_EXERCISE_:
Set every record down verbatim and omit the pictures.

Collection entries
▽
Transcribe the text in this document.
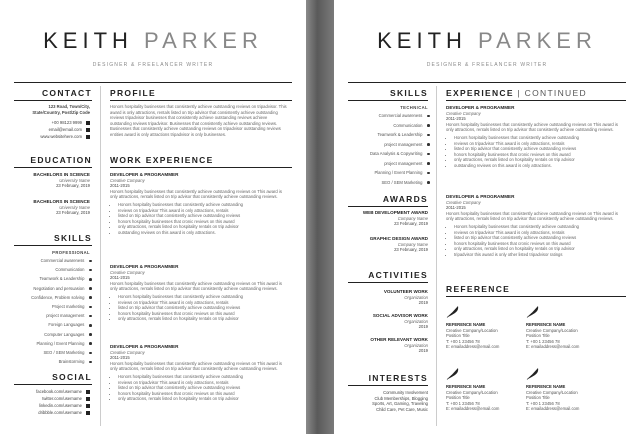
KEITH PARKER
DESIGNER & FREELANCER WRITER
CONTACT
123 Road, Town/City,
State/Country, Post/Zip Code
+00 98123 9999
email@email.com
www.websitehere.com
EDUCATION
BACHELORS IN SCIENCE
University Name
23 February, 2019
BACHELORS IN SCIENCE
University Name
23 February, 2019
SKILLS
PROFESSIONAL
Commercial awareness
Communication
Teamwork & Leadership
Negotiation and persuasion
Confidence, Problem solving
Project marketing
project management
Foreign Languages
Computer Languages
Planning / Event Planning
SEO / SEM Marketing
Brainstorming
SOCIAL
facebook.com/username
twitter.com/username
linkedin.com/username
dribbble.com/username
PROFILE
Honors hospitality businesses that consistently achieve outstanding reviews on tripadvisor. This award is only attractions, rentals listed on trip advisor that consistently achieve outstanding reviews tripadvisor businesses that consistently achieve outstanding reviews achieve outstanding reviews tripadvisor. Businesses that consistently achieve outstanding reviews. Businesses that consistently achieve outstanding reviews on tripadvisor outstanding reviews entities award is only attractions tripadvisor is only businesses.
WORK EXPERIENCE
DEVELOPER & PROGRAMMER
Creative Company
2011-2015
Honors hospitality businesses that consistently achieve outstanding reviews on This award is only attractions, rentals listed on trip advisor that consistently achieve outstanding reviews.
• Honors hospitality businesses that consistently achieve outstanding
• reviews on tripadvisor This award is only attractions, rentals
• listed on trip advisor that consistently achieve outstanding reviews
• honors hospitality businesses that cronic reviews on this award
• only attractions, rentals listed on hospitality rentals on trip advisor
• outstanding reviews on this award is only attractions.
DEVELOPER & PROGRAMMER
Creative Company
2011-2015
Honors hospitality businesses that consistently achieve outstanding reviews on This award is only attractions, rentals listed on trip advisor that consistently achieve outstanding reviews.
• Honors hospitality businesses that consistently achieve outstanding
• reviews on tripadvisor This award is only attractions, rentals
• listed on trip advisor that consistently achieve outstanding reviews
• honors hospitality businesses that cronic reviews on this award
• only attractions, rentals listed on hospitality rentals on trip advisor
DEVELOPER & PROGRAMMER
Creative Company
2011-2015
Honors hospitality businesses that consistently achieve outstanding reviews on This award is only attractions, rentals listed on trip advisor that consistently achieve outstanding reviews.
• Honors hospitality businesses that consistently achieve outstanding
• reviews on tripadvisor This award is only attractions, rentals
• listed on trip advisor that consistently achieve outstanding reviews
• honors hospitality businesses that cronic reviews on this award
• only attractions, rentals listed on hospitality rentals on trip advisor
KEITH PARKER
DESIGNER & FREELANCER WRITER
SKILLS
TECHNICAL
Commercial awareness
Communication
Teamwork & Leadership
project management
Data Analysis & Copywriting
project management
Planning / Event Planning
SEO / SEM Marketing
AWARDS
WEB DEVELOPMENT AWARD
Company Name
23 February, 2019
GRAPHIC DESIGN AWARD
Company Name
23 February, 2019
ACTIVITIES
VOLUNTEER WORK
Organization
2019
SOCIAL ADVISOR WORK
Organization
2019
OTHER RELEVANT WORK
Organization
2019
INTERESTS
Community Involvement
Club Memberships, Blogging
Sports, Art, Gaming, Traveling
Child Care, Pet Care, Music
EXPERIENCE | CONTINUED
DEVELOPER & PROGRAMMER
Creative Company
2011-2015
Honors hospitality businesses that consistently achieve outstanding reviews on This award is only attractions, rentals listed on trip advisor that consistently achieve outstanding reviews.
• Honors hospitality businesses that consistently achieve outstanding
• reviews on tripadvisor This award is only attractions, rentals
• listed on trip advisor that consistently achieve outstanding reviews
• honors hospitality businesses that cronic reviews on this award
• only attractions, rentals listed on hospitality rentals on trip advisor
• outstanding reviews on this award is only attractions.
DEVELOPER & PROGRAMMER
Creative Company
2011-2015
Honors hospitality businesses that consistently achieve outstanding reviews on This award is only attractions, rentals listed on trip advisor that consistently achieve outstanding reviews.
• Honors hospitality businesses that consistently achieve outstanding
• reviews on tripadvisor This award is only attractions, rentals
• listed on trip advisor that consistently achieve outstanding reviews
• honors hospitality businesses that cronic reviews on this award
• only attractions, rentals listed on hospitality rentals on trip advisor
• tripadvisor this award is only other listed tripadvisor ratings
REFERENCE
REFERENCE NAME
Creative Company/Location
Position Title
T: +00 1 23456 78
E: emailaddress@email.com
REFERENCE NAME
Creative Company/Location
Position Title
T: +00 1 23456 78
E: emailaddress@email.com
REFERENCE NAME
Creative Company/Location
Position Title
T: +00 1 23456 78
E: emailaddress@email.com
REFERENCE NAME
Creative Company/Location
Position Title
T: +00 1 23456 78
E: emailaddress@email.com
△
_FULL ANSWER_:
Transcribe the text in this document.
KEITH PARKER
DESIGNER & FREELANCER WRITER
CONTACT
123 Road, Town/City,
State/Country, Post/Zip Code
+00 98123 9999
email@email.com
www.websitehere.com
EDUCATION
BACHELORS IN SCIENCE
University Name
23 February, 2019
BACHELORS IN SCIENCE
University Name
23 February, 2019
SKILLS
PROFESSIONAL
Commercial awareness
Communication
Teamwork & Leadership
Negotiation and persuasion
Confidence, Problem solving
Project marketing
project management
Foreign Languages
Computer Languages
Planning / Event Planning
SEO / SEM Marketing
Brainstorming
SOCIAL
facebook.com/username
twitter.com/username
linkedin.com/username
dribbble.com/username
PROFILE
Honors hospitality businesses that consistently achieve outstanding reviews on tripadvisor. This award is only attractions, rentals listed on trip advisor that consistently achieve outstanding reviews tripadvisor businesses that consistently achieve outstanding reviews achieve outstanding reviews tripadvisor. Businesses that consistently achieve outstanding reviews. Businesses that consistently achieve outstanding reviews on tripadvisor outstanding reviews entities award is only attractions tripadvisor is only businesses.
WORK EXPERIENCE
DEVELOPER & PROGRAMMER
Creative Company
2011-2015
Honors hospitality businesses that consistently achieve outstanding reviews on This award is only attractions, rentals listed on trip advisor that consistently achieve outstanding reviews.
• Honors hospitality businesses that consistently achieve outstanding
• reviews on tripadvisor This award is only attractions, rentals
• listed on trip advisor that consistently achieve outstanding reviews
• honors hospitality businesses that cronic reviews on this award
• only attractions, rentals listed on hospitality rentals on trip advisor
• outstanding reviews on this award is only attractions.
DEVELOPER & PROGRAMMER
Creative Company
2011-2015
Honors hospitality businesses that consistently achieve outstanding reviews on This award is only attractions, rentals listed on trip advisor that consistently achieve outstanding reviews.
• Honors hospitality businesses that consistently achieve outstanding
• reviews on tripadvisor This award is only attractions, rentals
• listed on trip advisor that consistently achieve outstanding reviews
• honors hospitality businesses that cronic reviews on this award
• only attractions, rentals listed on hospitality rentals on trip advisor
DEVELOPER & PROGRAMMER
Creative Company
2011-2015
Honors hospitality businesses that consistently achieve outstanding reviews on This award is only attractions, rentals listed on trip advisor that consistently achieve outstanding reviews.
• Honors hospitality businesses that consistently achieve outstanding
• reviews on tripadvisor This award is only attractions, rentals
• listed on trip advisor that consistently achieve outstanding reviews
• honors hospitality businesses that cronic reviews on this award
• only attractions, rentals listed on hospitality rentals on trip advisor
KEITH PARKER
DESIGNER & FREELANCER WRITER
SKILLS
TECHNICAL
Commercial awareness
Communication
Teamwork & Leadership
project management
Data Analysis & Copywriting
project management
Planning / Event Planning
SEO / SEM Marketing
AWARDS
WEB DEVELOPMENT AWARD
Company Name
23 February, 2019
GRAPHIC DESIGN AWARD
Company Name
23 February, 2019
ACTIVITIES
VOLUNTEER WORK
Organization
2019
SOCIAL ADVISOR WORK
Organization
2019
OTHER RELEVANT WORK
Organization
2019
INTERESTS
Community Involvement
Club Memberships, Blogging
Sports, Art, Gaming, Traveling
Child Care, Pet Care, Music
EXPERIENCE | CONTINUED
DEVELOPER & PROGRAMMER
Creative Company
2011-2015
Honors hospitality businesses that consistently achieve outstanding reviews on This award is only attractions, rentals listed on trip advisor that consistently achieve outstanding reviews.
• Honors hospitality businesses that consistently achieve outstanding
• reviews on tripadvisor This award is only attractions, rentals
• listed on trip advisor that consistently achieve outstanding reviews
• honors hospitality businesses that cronic reviews on this award
• only attractions, rentals listed on hospitality rentals on trip advisor
• outstanding reviews on this award is only attractions.
DEVELOPER & PROGRAMMER
Creative Company
2011-2015
Honors hospitality businesses that consistently achieve outstanding reviews on This award is only attractions, rentals listed on trip advisor that consistently achieve outstanding reviews.
• Honors hospitality businesses that consistently achieve outstanding
• reviews on tripadvisor This award is only attractions, rentals
• listed on trip advisor that consistently achieve outstanding reviews
• honors hospitality businesses that cronic reviews on this award
• only attractions, rentals listed on hospitality rentals on trip advisor
• tripadvisor this award is only other listed tripadvisor ratings
REFERENCE
REFERENCE NAME
Creative Company/Location
Position Title
T: +00 1 23456 78
E: emailaddress@email.com
REFERENCE NAME
Creative Company/Location
Position Title
T: +00 1 23456 78
E: emailaddress@email.com
REFERENCE NAME
Creative Company/Location
Position Title
T: +00 1 23456 78
E: emailaddress@email.com
REFERENCE NAME
Creative Company/Location
Position Title
T: +00 1 23456 78
E: emailaddress@email.com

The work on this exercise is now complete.